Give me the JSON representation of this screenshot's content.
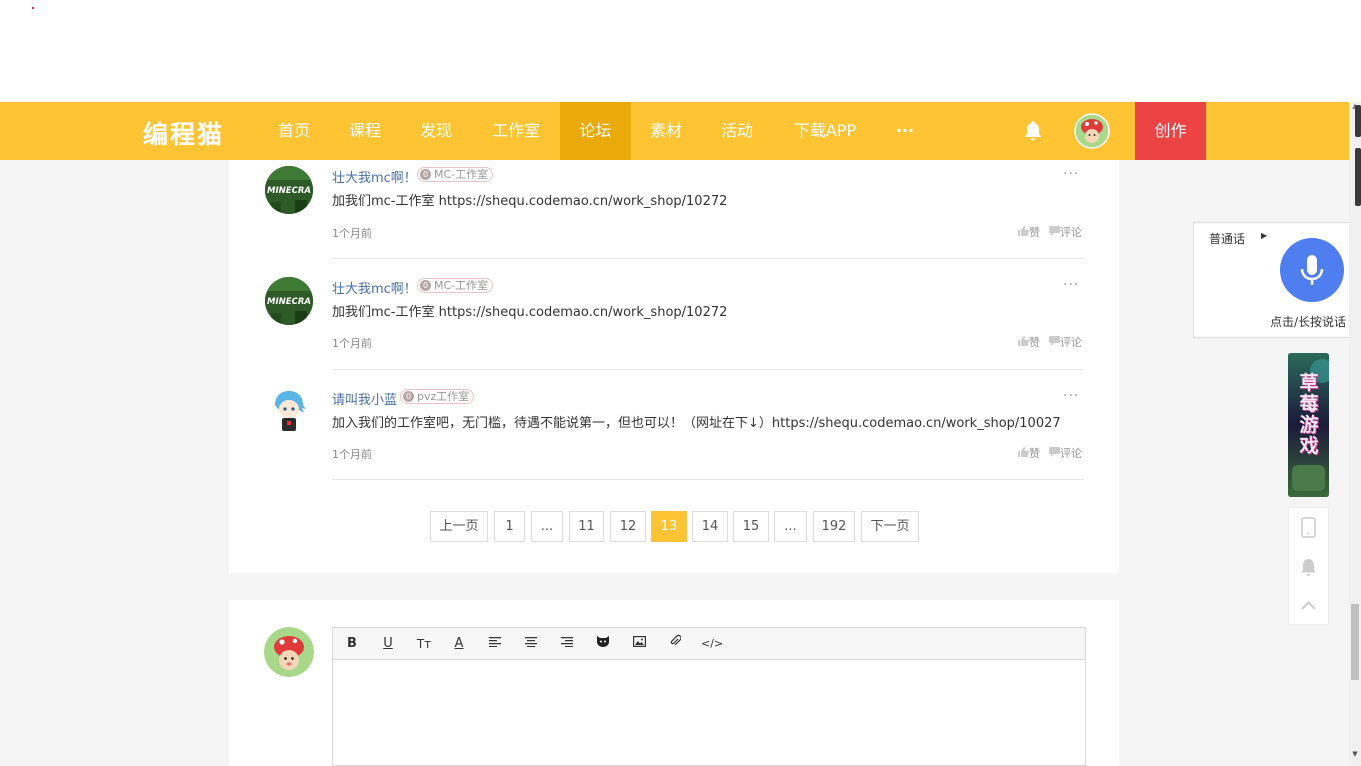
{
  "nav": {
    "logo": "编程猫",
    "items": [
      {
        "label": "首页"
      },
      {
        "label": "课程"
      },
      {
        "label": "发现"
      },
      {
        "label": "工作室"
      },
      {
        "label": "论坛",
        "active": true
      },
      {
        "label": "素材"
      },
      {
        "label": "活动"
      },
      {
        "label": "下载APP"
      }
    ],
    "more": "···",
    "create": "创作",
    "bell_icon": "bell-icon"
  },
  "replies": [
    {
      "user": "壮大我mc啊！",
      "badge_level": "0",
      "badge_text": "MC-工作室",
      "content": "加我们mc-工作室 https://shequ.codemao.cn/work_shop/10272",
      "time": "1个月前",
      "like": "赞",
      "comment": "评论",
      "more": "···",
      "avatar_text": "MINECRA"
    },
    {
      "user": "壮大我mc啊！",
      "badge_level": "0",
      "badge_text": "MC-工作室",
      "content": "加我们mc-工作室 https://shequ.codemao.cn/work_shop/10272",
      "time": "1个月前",
      "like": "赞",
      "comment": "评论",
      "more": "···",
      "avatar_text": "MINECRA"
    },
    {
      "user": "请叫我小蓝",
      "badge_level": "0",
      "badge_text": "pvz工作室",
      "content": "加入我们的工作室吧，无门槛，待遇不能说第一，但也可以！（网址在下↓）https://shequ.codemao.cn/work_shop/10027",
      "time": "1个月前",
      "like": "赞",
      "comment": "评论",
      "more": "···"
    }
  ],
  "pagination": {
    "prev": "上一页",
    "next": "下一页",
    "pages": [
      "1",
      "...",
      "11",
      "12",
      "13",
      "14",
      "15",
      "...",
      "192"
    ],
    "current": "13"
  },
  "editor": {
    "tools": [
      "bold-icon",
      "underline-icon",
      "font-size-icon",
      "font-color-icon",
      "align-left-icon",
      "align-center-icon",
      "align-right-icon",
      "emoji-cat-icon",
      "image-icon",
      "attachment-icon",
      "code-icon"
    ],
    "tool_glyphs": {
      "bold": "B",
      "underline": "U",
      "fontsize": "Tт",
      "fontcolor": "A",
      "code": "</>"
    }
  },
  "voice": {
    "language": "普通话",
    "hint": "点击/长按说话"
  },
  "side_banner": {
    "text": "草莓游戏"
  },
  "colors": {
    "nav_bg": "#fec433",
    "nav_active": "#eaaa0a",
    "create_bg": "#ec4345",
    "link": "#4a6fa5",
    "mic": "#4e7ef0"
  }
}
+--
WORK TO COMPLETE
Omit the pictures and reproduce the listing exactly.

SOLUTION
Give me the JSON representation of this screenshot's content.
{
  "nav": {
    "logo": "编程猫",
    "items": [
      {
        "label": "首页"
      },
      {
        "label": "课程"
      },
      {
        "label": "发现"
      },
      {
        "label": "工作室"
      },
      {
        "label": "论坛",
        "active": true
      },
      {
        "label": "素材"
      },
      {
        "label": "活动"
      },
      {
        "label": "下载APP"
      }
    ],
    "more": "···",
    "create": "创作",
    "bell_icon": "bell-icon"
  },
  "replies": [
    {
      "user": "壮大我mc啊！",
      "badge_level": "0",
      "badge_text": "MC-工作室",
      "content": "加我们mc-工作室 https://shequ.codemao.cn/work_shop/10272",
      "time": "1个月前",
      "like": "赞",
      "comment": "评论",
      "more": "···",
      "avatar_text": "MINECRA"
    },
    {
      "user": "壮大我mc啊！",
      "badge_level": "0",
      "badge_text": "MC-工作室",
      "content": "加我们mc-工作室 https://shequ.codemao.cn/work_shop/10272",
      "time": "1个月前",
      "like": "赞",
      "comment": "评论",
      "more": "···",
      "avatar_text": "MINECRA"
    },
    {
      "user": "请叫我小蓝",
      "badge_level": "0",
      "badge_text": "pvz工作室",
      "content": "加入我们的工作室吧，无门槛，待遇不能说第一，但也可以！（网址在下↓）https://shequ.codemao.cn/work_shop/10027",
      "time": "1个月前",
      "like": "赞",
      "comment": "评论",
      "more": "···"
    }
  ],
  "pagination": {
    "prev": "上一页",
    "next": "下一页",
    "pages": [
      "1",
      "...",
      "11",
      "12",
      "13",
      "14",
      "15",
      "...",
      "192"
    ],
    "current": "13"
  },
  "editor": {
    "tools": [
      "bold-icon",
      "underline-icon",
      "font-size-icon",
      "font-color-icon",
      "align-left-icon",
      "align-center-icon",
      "align-right-icon",
      "emoji-cat-icon",
      "image-icon",
      "attachment-icon",
      "code-icon"
    ],
    "tool_glyphs": {
      "bold": "B",
      "underline": "U",
      "fontsize": "Tт",
      "fontcolor": "A",
      "code": "</>"
    }
  },
  "voice": {
    "language": "普通话",
    "hint": "点击/长按说话"
  },
  "side_banner": {
    "text": "草莓游戏"
  },
  "colors": {
    "nav_bg": "#fec433",
    "nav_active": "#eaaa0a",
    "create_bg": "#ec4345",
    "link": "#4a6fa5",
    "mic": "#4e7ef0"
  }
}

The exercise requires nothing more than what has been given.